- [To be done]: Among the records below, find each line that includes the string "目的是使驱动力频率远小于桥梁的固有频率" and copy it.

- [Data provided]:
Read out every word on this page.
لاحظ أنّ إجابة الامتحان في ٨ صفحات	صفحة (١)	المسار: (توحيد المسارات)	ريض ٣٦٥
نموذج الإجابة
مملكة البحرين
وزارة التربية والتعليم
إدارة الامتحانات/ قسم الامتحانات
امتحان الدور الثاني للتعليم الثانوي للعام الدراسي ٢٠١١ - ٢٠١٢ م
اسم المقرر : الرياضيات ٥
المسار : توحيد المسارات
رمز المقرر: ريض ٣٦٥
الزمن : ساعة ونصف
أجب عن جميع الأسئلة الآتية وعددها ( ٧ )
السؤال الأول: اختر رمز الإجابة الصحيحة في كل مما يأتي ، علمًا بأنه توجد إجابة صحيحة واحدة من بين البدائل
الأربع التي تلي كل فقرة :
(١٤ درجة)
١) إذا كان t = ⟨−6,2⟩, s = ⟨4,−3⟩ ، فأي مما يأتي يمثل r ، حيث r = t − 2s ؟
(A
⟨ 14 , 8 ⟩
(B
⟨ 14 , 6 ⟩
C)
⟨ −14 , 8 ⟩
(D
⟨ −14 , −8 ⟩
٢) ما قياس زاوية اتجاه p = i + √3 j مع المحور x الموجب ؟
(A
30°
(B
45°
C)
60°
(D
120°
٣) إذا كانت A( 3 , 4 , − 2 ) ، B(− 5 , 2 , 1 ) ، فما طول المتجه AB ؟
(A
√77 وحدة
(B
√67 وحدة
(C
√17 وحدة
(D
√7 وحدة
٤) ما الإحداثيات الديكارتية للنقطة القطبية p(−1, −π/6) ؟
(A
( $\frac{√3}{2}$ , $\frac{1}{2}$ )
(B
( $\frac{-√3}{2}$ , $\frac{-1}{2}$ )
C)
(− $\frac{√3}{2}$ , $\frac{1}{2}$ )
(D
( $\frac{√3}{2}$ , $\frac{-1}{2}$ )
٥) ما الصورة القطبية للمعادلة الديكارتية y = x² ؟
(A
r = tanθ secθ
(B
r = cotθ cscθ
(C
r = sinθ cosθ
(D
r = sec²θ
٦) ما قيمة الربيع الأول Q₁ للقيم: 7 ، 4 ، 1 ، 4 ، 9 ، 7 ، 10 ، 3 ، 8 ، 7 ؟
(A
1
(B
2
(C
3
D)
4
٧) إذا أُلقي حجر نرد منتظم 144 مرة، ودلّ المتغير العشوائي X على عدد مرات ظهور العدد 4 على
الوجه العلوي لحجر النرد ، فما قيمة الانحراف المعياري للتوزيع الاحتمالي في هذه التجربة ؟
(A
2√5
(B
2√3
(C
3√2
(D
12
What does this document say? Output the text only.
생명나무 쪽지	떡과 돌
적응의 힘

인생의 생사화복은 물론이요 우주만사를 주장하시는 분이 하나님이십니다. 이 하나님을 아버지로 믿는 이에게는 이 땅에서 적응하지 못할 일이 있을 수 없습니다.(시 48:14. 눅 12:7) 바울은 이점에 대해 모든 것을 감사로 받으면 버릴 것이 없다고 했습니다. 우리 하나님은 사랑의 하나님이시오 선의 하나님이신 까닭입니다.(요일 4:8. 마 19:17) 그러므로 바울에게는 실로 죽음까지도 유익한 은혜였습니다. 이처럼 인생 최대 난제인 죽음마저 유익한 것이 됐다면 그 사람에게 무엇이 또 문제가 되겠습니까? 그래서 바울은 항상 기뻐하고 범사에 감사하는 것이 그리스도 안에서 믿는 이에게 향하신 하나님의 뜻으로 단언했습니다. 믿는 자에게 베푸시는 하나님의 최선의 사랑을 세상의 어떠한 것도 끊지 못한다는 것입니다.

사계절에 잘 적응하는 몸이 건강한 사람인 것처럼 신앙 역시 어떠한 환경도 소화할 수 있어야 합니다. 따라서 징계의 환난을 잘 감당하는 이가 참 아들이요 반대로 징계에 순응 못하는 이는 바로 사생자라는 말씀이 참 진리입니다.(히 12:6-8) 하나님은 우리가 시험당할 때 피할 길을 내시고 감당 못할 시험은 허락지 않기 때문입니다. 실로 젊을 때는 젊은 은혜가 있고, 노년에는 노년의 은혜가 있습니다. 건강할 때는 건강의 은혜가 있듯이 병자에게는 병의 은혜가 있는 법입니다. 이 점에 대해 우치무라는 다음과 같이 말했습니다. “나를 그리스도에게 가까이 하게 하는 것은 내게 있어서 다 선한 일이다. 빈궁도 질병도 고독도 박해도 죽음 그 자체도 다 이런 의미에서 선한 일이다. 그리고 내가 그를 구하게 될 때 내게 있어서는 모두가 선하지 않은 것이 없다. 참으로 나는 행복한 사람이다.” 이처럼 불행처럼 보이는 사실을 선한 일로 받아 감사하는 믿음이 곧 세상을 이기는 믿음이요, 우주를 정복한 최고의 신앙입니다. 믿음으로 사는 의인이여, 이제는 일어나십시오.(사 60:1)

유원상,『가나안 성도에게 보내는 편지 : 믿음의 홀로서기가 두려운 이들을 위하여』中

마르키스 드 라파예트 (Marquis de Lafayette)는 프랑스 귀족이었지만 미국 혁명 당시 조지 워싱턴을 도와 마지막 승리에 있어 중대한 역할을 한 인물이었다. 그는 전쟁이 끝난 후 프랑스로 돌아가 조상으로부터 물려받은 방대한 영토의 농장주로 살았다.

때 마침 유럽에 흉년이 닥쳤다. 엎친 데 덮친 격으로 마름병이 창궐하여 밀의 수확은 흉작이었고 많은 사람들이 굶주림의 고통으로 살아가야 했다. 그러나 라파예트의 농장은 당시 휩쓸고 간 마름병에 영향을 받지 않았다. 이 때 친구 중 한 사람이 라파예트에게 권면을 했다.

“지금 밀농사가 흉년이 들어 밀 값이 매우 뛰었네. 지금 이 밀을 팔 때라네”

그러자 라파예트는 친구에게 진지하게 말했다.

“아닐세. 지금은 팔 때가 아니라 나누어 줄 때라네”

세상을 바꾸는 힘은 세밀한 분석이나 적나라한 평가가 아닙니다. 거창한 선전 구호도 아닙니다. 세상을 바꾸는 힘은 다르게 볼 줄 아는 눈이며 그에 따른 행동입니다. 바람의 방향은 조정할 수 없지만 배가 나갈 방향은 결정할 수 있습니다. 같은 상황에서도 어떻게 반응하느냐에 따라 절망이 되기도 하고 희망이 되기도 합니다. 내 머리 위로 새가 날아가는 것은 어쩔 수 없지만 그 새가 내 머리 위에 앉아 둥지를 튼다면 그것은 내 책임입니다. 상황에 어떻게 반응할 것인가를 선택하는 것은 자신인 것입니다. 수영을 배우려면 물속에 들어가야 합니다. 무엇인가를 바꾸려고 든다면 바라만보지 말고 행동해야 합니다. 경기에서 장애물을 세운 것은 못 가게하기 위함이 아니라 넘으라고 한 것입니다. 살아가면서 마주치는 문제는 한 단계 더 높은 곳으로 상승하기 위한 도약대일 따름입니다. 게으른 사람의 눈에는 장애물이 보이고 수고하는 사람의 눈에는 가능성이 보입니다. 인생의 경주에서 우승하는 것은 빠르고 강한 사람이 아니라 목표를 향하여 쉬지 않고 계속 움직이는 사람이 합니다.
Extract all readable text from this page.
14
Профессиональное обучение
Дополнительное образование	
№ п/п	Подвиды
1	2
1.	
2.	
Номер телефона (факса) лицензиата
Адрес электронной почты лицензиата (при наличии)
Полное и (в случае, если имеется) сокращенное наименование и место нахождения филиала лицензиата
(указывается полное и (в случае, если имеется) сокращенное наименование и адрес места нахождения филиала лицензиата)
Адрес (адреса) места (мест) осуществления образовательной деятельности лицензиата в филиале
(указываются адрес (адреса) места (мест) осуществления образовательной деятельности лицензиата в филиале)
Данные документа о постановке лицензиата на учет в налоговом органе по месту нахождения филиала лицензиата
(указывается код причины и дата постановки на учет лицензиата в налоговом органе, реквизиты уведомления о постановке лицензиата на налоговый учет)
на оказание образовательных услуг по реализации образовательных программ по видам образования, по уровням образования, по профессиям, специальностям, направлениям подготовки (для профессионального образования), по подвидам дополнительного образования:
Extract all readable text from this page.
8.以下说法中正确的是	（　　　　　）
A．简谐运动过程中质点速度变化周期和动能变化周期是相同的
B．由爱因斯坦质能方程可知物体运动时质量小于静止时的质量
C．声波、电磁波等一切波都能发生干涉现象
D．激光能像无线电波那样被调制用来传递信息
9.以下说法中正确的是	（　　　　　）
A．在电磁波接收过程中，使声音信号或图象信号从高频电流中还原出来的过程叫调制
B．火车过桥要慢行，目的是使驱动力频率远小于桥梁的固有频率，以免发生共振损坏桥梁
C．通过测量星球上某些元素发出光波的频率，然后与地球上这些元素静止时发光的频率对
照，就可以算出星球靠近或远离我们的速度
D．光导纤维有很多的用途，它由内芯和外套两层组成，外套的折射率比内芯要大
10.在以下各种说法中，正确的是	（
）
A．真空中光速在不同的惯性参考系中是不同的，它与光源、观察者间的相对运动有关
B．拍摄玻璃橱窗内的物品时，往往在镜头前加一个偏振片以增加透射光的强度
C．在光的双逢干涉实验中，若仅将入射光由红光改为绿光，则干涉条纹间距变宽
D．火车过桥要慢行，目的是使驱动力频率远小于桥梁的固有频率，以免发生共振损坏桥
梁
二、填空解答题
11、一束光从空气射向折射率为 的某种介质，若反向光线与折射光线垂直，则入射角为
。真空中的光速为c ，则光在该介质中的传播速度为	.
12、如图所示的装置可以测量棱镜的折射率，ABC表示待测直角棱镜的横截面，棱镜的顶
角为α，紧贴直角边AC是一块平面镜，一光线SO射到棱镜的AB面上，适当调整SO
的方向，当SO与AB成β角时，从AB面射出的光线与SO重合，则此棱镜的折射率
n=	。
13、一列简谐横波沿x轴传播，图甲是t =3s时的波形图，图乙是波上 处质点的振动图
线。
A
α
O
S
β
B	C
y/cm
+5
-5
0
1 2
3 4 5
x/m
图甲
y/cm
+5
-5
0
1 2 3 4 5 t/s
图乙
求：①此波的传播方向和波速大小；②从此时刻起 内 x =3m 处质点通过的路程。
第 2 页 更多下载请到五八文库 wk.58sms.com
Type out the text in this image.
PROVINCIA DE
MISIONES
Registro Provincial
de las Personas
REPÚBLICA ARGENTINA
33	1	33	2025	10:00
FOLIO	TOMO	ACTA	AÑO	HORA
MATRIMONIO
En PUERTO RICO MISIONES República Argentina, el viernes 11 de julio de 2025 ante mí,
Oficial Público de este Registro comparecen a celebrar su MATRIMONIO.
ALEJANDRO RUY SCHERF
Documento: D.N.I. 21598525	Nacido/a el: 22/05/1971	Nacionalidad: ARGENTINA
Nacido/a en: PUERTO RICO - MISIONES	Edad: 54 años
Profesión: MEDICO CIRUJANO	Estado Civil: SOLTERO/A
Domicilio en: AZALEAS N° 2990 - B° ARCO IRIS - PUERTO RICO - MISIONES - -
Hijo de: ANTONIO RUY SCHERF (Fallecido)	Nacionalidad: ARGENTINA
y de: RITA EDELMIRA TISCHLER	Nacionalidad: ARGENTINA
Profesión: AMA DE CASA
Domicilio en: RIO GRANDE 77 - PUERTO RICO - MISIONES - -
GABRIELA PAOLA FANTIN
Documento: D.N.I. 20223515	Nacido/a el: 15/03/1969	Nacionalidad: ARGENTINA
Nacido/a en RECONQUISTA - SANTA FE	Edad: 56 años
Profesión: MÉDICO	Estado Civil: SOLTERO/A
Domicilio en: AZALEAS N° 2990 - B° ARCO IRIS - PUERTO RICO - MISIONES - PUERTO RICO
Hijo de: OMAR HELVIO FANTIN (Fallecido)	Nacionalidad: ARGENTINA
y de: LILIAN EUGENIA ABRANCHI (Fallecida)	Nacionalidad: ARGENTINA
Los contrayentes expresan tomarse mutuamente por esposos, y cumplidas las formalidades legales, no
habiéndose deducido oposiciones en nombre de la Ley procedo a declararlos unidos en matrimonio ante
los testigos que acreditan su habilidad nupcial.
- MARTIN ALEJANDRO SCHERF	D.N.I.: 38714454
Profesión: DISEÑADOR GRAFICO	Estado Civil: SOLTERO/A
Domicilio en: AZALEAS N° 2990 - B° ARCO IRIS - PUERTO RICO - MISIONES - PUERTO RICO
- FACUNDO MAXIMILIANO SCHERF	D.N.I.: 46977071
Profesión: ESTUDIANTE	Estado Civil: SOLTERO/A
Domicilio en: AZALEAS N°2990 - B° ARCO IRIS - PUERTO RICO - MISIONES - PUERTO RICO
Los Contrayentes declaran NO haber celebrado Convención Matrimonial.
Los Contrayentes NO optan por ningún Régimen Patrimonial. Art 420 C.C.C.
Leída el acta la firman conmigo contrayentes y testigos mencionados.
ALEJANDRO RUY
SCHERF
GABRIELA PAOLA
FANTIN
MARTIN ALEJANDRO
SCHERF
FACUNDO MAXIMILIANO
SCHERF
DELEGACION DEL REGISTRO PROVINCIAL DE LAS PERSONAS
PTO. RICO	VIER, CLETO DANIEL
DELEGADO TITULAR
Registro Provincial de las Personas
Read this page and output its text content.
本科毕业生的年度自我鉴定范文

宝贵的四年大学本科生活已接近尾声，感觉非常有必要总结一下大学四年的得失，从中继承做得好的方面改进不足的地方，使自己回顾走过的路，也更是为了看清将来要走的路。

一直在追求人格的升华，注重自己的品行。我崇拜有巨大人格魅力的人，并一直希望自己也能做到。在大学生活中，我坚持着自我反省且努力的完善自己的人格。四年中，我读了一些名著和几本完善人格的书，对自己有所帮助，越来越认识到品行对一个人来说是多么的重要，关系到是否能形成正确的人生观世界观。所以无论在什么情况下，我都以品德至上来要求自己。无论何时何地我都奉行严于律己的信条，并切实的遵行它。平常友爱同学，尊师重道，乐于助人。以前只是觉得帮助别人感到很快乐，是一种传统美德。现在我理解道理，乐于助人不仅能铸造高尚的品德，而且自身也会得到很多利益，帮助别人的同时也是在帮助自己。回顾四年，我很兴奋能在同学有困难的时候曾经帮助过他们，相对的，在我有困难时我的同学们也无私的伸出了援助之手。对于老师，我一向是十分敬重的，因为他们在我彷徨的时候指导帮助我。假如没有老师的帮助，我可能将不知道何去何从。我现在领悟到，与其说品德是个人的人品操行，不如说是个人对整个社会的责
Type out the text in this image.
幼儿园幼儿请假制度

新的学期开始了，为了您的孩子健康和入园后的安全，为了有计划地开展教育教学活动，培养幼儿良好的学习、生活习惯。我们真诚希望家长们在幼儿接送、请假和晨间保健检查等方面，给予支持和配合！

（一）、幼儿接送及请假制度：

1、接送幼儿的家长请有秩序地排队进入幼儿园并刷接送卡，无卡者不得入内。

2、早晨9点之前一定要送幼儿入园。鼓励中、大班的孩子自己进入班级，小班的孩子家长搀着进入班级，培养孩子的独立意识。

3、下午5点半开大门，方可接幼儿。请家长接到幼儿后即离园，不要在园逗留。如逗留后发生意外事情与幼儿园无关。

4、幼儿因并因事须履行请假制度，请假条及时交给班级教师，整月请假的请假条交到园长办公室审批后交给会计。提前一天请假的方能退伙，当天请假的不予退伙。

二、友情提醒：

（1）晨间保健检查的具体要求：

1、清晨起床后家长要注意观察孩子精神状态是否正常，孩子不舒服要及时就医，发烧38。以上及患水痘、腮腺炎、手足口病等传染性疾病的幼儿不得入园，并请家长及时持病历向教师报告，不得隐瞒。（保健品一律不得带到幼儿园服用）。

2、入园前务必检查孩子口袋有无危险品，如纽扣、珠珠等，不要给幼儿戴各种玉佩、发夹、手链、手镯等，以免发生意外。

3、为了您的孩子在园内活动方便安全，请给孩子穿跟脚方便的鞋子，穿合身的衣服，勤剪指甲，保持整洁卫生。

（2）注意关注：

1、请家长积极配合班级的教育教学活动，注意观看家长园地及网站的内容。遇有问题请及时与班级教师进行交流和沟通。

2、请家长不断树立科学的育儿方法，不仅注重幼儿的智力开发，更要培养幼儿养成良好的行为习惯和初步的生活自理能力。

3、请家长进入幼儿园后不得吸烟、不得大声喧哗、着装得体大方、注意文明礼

- [Full output]:
B．火车过桥要慢行，目的是使驱动力频率远小于桥梁的固有频率，以免发生共振损坏桥梁
D．火车过桥要慢行，目的是使驱动力频率远小于桥梁的固有频率，以免发生共振损坏桥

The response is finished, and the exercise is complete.